**Stated problem**
Transcribe the records below in full; pictures stay out of the copy.

start

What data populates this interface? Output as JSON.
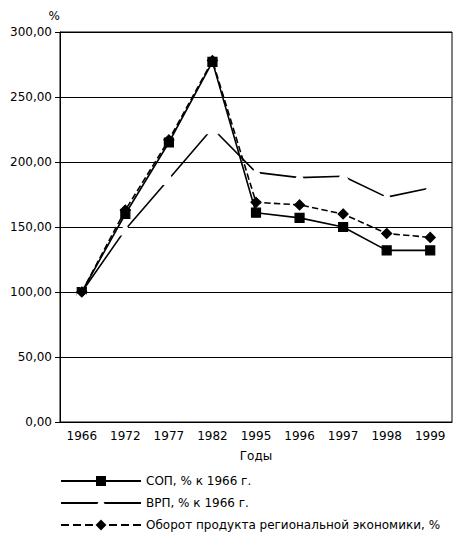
{
  "chart_data": {
    "type": "line",
    "x_label": "Годы",
    "y_label": "%",
    "categories": [
      "1966",
      "1972",
      "1977",
      "1982",
      "1995",
      "1996",
      "1997",
      "1998",
      "1999"
    ],
    "series": [
      {
        "name": "СОП, % к 1966 г.",
        "color": "#000000",
        "marker": "square",
        "line_style": "solid",
        "values": [
          100,
          160,
          215,
          277,
          161,
          157,
          150,
          132,
          132
        ]
      },
      {
        "name": "ВРП, % к 1966 г.",
        "color": "#000000",
        "marker": "triangle",
        "line_style": "solid",
        "values": [
          100,
          148,
          187,
          226,
          192,
          188,
          189,
          173,
          180
        ]
      },
      {
        "name": "Оборот продукта региональной экономики, %",
        "color": "#000000",
        "marker": "diamond",
        "line_style": "dashed",
        "values": [
          100,
          163,
          217,
          278,
          169,
          167,
          160,
          145,
          142
        ]
      }
    ],
    "ylim": [
      0,
      300
    ],
    "yticks": [
      {
        "value": 0,
        "label": "0,00"
      },
      {
        "value": 50,
        "label": "50,00"
      },
      {
        "value": 100,
        "label": "100,00"
      },
      {
        "value": 150,
        "label": "150,00"
      },
      {
        "value": 200,
        "label": "200,00"
      },
      {
        "value": 250,
        "label": "250,00"
      },
      {
        "value": 300,
        "label": "300,00"
      }
    ],
    "grid": true,
    "legend": "bottom"
  }
}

end

**In response**
What data populates this interface? Output as JSON.
{
  "chart_data": {
    "type": "line",
    "x_label": "Годы",
    "y_label": "%",
    "categories": [
      "1966",
      "1972",
      "1977",
      "1982",
      "1995",
      "1996",
      "1997",
      "1998",
      "1999"
    ],
    "series": [
      {
        "name": "СОП, % к 1966 г.",
        "color": "#000000",
        "marker": "square",
        "line_style": "solid",
        "values": [
          100,
          160,
          215,
          277,
          161,
          157,
          150,
          132,
          132
        ]
      },
      {
        "name": "ВРП, % к 1966 г.",
        "color": "#000000",
        "marker": "triangle",
        "line_style": "solid",
        "values": [
          100,
          148,
          187,
          226,
          192,
          188,
          189,
          173,
          180
        ]
      },
      {
        "name": "Оборот продукта региональной экономики, %",
        "color": "#000000",
        "marker": "diamond",
        "line_style": "dashed",
        "values": [
          100,
          163,
          217,
          278,
          169,
          167,
          160,
          145,
          142
        ]
      }
    ],
    "ylim": [
      0,
      300
    ],
    "yticks": [
      {
        "value": 0,
        "label": "0,00"
      },
      {
        "value": 50,
        "label": "50,00"
      },
      {
        "value": 100,
        "label": "100,00"
      },
      {
        "value": 150,
        "label": "150,00"
      },
      {
        "value": 200,
        "label": "200,00"
      },
      {
        "value": 250,
        "label": "250,00"
      },
      {
        "value": 300,
        "label": "300,00"
      }
    ],
    "grid": true,
    "legend": "bottom"
  }
}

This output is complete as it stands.